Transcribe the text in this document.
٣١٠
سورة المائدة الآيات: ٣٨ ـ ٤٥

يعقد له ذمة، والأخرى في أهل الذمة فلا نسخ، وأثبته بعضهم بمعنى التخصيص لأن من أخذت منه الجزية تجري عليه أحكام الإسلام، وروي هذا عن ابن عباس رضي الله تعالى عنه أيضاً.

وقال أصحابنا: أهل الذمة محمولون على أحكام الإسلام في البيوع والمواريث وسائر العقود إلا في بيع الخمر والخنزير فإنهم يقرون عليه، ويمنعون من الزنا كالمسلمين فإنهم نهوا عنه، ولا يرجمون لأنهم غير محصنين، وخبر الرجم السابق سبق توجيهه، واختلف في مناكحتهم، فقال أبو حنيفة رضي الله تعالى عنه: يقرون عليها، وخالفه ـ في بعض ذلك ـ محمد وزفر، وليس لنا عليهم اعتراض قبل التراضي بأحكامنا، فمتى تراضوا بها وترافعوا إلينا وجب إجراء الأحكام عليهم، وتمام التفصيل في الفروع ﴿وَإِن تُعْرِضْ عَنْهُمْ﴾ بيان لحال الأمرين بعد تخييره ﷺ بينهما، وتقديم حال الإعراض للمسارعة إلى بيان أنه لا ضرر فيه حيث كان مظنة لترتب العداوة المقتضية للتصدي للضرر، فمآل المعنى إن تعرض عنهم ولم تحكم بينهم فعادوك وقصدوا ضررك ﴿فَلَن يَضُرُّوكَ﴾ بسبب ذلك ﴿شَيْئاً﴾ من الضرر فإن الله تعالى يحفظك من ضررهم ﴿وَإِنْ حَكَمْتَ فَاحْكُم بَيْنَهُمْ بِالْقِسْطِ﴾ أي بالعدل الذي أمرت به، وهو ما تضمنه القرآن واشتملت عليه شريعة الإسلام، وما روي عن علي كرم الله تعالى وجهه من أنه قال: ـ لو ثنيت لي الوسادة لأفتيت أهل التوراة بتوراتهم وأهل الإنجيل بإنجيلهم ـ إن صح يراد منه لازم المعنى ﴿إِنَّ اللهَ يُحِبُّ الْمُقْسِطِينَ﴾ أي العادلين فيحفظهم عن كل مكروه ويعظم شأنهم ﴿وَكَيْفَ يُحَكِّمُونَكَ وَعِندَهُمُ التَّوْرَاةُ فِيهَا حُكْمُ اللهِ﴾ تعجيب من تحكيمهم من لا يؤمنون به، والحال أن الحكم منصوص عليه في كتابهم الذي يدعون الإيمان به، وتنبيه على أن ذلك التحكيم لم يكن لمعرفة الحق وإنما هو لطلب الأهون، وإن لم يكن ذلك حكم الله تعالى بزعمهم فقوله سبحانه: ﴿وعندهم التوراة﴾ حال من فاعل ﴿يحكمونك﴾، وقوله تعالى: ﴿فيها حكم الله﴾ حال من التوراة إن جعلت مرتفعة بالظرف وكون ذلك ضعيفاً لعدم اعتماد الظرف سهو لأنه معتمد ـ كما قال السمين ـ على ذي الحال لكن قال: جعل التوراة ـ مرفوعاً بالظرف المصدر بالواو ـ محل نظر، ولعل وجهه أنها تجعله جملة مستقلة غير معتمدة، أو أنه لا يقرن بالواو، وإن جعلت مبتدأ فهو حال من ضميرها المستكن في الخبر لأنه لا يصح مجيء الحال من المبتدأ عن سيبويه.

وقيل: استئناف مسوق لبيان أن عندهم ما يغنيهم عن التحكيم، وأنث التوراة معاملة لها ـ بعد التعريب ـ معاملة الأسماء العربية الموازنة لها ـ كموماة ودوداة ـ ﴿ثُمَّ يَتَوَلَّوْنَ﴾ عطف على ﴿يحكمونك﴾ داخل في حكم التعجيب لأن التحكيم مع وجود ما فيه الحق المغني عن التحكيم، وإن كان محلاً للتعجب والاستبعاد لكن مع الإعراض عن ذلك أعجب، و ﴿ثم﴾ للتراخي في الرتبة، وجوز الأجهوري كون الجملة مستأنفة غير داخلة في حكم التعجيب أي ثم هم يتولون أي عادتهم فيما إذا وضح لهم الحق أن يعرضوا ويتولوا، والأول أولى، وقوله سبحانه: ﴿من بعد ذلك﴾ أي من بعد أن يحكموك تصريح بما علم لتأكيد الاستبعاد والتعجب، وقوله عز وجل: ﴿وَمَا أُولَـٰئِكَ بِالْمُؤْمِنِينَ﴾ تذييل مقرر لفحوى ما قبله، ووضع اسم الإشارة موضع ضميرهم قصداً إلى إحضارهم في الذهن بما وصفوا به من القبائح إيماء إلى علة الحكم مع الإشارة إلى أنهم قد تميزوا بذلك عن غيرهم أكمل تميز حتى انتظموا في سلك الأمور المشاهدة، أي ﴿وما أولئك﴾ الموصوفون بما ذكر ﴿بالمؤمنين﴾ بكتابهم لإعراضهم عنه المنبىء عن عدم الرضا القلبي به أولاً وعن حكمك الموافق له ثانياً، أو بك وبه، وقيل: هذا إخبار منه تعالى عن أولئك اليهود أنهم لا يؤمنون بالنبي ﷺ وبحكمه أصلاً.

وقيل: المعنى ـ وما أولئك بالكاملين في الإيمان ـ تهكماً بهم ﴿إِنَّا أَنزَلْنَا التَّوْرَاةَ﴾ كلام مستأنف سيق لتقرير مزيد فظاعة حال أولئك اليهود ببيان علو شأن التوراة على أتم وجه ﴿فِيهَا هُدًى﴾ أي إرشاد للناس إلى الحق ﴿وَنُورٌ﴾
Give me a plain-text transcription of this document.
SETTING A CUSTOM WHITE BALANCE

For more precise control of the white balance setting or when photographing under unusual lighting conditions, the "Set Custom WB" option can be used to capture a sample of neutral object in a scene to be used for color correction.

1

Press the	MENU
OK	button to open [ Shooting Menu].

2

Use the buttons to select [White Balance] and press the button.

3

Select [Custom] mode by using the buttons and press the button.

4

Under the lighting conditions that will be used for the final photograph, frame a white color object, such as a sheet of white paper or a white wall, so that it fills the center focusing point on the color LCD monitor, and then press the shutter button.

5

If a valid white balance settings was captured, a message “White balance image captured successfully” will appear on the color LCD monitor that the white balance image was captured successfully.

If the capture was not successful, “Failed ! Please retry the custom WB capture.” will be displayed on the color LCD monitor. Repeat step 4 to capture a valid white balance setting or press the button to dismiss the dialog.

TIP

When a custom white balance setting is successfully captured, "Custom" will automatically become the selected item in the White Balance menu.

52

## STATED PROBLEM
Gather from the records above every line containing the string "successfully".

## IN RESPONSE
If a valid white balance settings was captured, a message “White balance image captured successfully” will appear on the color LCD monitor that the white balance image was captured successfully.
When a custom white balance setting is successfully captured, "Custom" will automatically become the selected item in the White Balance menu.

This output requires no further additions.